-- Given request --
In this exercise, reproduce all the entries that follow exactly.

-- Given data --
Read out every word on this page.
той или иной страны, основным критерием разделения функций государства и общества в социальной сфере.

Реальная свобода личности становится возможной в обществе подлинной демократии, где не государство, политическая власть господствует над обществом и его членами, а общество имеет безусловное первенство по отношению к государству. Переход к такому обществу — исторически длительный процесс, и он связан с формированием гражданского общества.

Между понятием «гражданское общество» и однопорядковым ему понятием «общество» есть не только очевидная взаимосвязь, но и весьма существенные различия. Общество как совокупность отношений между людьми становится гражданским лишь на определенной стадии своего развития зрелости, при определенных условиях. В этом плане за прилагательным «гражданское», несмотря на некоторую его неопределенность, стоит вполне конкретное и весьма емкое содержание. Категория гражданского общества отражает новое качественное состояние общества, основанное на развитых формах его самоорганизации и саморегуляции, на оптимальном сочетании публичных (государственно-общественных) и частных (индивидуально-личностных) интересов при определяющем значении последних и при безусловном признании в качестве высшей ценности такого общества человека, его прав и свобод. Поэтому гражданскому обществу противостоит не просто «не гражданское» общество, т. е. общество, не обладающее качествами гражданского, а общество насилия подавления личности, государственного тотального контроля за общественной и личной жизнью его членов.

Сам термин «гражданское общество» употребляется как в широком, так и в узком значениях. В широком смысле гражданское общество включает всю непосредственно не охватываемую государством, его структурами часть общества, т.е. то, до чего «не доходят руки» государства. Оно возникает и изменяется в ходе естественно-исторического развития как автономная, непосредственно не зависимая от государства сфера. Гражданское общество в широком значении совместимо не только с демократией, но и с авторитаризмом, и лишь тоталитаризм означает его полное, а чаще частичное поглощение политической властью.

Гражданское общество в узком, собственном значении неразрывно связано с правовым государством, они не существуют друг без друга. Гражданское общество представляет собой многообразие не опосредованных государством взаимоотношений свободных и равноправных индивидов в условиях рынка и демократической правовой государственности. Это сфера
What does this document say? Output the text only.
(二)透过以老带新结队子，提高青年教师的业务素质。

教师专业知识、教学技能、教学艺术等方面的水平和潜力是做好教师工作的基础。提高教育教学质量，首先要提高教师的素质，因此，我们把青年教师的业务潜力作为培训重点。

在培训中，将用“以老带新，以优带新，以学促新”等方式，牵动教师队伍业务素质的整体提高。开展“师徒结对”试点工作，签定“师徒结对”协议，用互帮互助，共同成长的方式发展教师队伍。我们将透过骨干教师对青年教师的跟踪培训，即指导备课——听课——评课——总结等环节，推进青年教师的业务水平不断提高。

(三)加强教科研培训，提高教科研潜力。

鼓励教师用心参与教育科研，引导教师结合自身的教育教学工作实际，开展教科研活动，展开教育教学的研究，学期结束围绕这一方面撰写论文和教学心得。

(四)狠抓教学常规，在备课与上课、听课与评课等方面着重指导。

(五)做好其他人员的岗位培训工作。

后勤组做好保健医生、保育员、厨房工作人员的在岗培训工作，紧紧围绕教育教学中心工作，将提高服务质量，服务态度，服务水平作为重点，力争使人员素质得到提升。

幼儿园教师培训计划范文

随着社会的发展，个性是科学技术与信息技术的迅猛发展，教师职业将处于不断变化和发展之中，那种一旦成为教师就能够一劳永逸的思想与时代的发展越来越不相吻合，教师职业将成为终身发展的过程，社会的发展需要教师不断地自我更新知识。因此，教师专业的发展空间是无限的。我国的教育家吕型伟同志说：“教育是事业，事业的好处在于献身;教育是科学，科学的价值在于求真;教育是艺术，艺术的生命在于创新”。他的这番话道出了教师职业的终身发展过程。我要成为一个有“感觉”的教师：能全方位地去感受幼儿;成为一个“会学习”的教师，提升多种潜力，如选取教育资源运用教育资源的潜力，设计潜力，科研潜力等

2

-- Answer in full --
Read out every word on this page.
той или иной страны, основным критерием разделения функций государства и общества в социальной сфере.

Реальная свобода личности становится возможной в обществе подлинной демократии, где не государство, политическая власть господствует над обществом и его членами, а общество имеет безусловное первенство по отношению к государству. Переход к такому обществу — исторически длительный процесс, и он связан с формированием гражданского общества.

Между понятием «гражданское общество» и однопорядковым ему понятием «общество» есть не только очевидная взаимосвязь, но и весьма существенные различия. Общество как совокупность отношений между людьми становится гражданским лишь на определенной стадии своего развития зрелости, при определенных условиях. В этом плане за прилагательным «гражданское», несмотря на некоторую его неопределенность, стоит вполне конкретное и весьма емкое содержание. Категория гражданского общества отражает новое качественное состояние общества, основанное на развитых формах его самоорганизации и саморегуляции, на оптимальном сочетании публичных (государственно-общественных) и частных (индивидуально-личностных) интересов при определяющем значении последних и при безусловном признании в качестве высшей ценности такого общества человека, его прав и свобод. Поэтому гражданскому обществу противостоит не просто «не гражданское» общество, т. е. общество, не обладающее качествами гражданского, а общество насилия подавления личности, государственного тотального контроля за общественной и личной жизнью его членов.

Сам термин «гражданское общество» употребляется как в широком, так и в узком значениях. В широком смысле гражданское общество включает всю непосредственно не охватываемую государством, его структурами часть общества, т.е. то, до чего «не доходят руки» государства. Оно возникает и изменяется в ходе естественно-исторического развития как автономная, непосредственно не зависимая от государства сфера. Гражданское общество в широком значении совместимо не только с демократией, но и с авторитаризмом, и лишь тоталитаризм означает его полное, а чаще частичное поглощение политической властью.

Гражданское общество в узком, собственном значении неразрывно связано с правовым государством, они не существуют друг без друга. Гражданское общество представляет собой многообразие не опосредованных государством взаимоотношений свободных и равноправных индивидов в условиях рынка и демократической правовой государственности. Это сфера
What does this document say? Output the text only.
(二)透过以老带新结队子，提高青年教师的业务素质。

教师专业知识、教学技能、教学艺术等方面的水平和潜力是做好教师工作的基础。提高教育教学质量，首先要提高教师的素质，因此，我们把青年教师的业务潜力作为培训重点。

在培训中，将用“以老带新，以优带新，以学促新”等方式，牵动教师队伍业务素质的整体提高。开展“师徒结对”试点工作，签定“师徒结对”协议，用互帮互助，共同成长的方式发展教师队伍。我们将透过骨干教师对青年教师的跟踪培训，即指导备课——听课——评课——总结等环节，推进青年教师的业务水平不断提高。

(三)加强教科研培训，提高教科研潜力。

鼓励教师用心参与教育科研，引导教师结合自身的教育教学工作实际，开展教科研活动，展开教育教学的研究，学期结束围绕这一方面撰写论文和教学心得。

(四)狠抓教学常规，在备课与上课、听课与评课等方面着重指导。

(五)做好其他人员的岗位培训工作。

后勤组做好保健医生、保育员、厨房工作人员的在岗培训工作，紧紧围绕教育教学中心工作，将提高服务质量，服务态度，服务水平作为重点，力争使人员素质得到提升。

幼儿园教师培训计划范文

随着社会的发展，个性是科学技术与信息技术的迅猛发展，教师职业将处于不断变化和发展之中，那种一旦成为教师就能够一劳永逸的思想与时代的发展越来越不相吻合，教师职业将成为终身发展的过程，社会的发展需要教师不断地自我更新知识。因此，教师专业的发展空间是无限的。我国的教育家吕型伟同志说：“教育是事业，事业的好处在于献身;教育是科学，科学的价值在于求真;教育是艺术，艺术的生命在于创新”。他的这番话道出了教师职业的终身发展过程。我要成为一个有“感觉”的教师：能全方位地去感受幼儿;成为一个“会学习”的教师，提升多种潜力，如选取教育资源运用教育资源的潜力，设计潜力，科研潜力等

2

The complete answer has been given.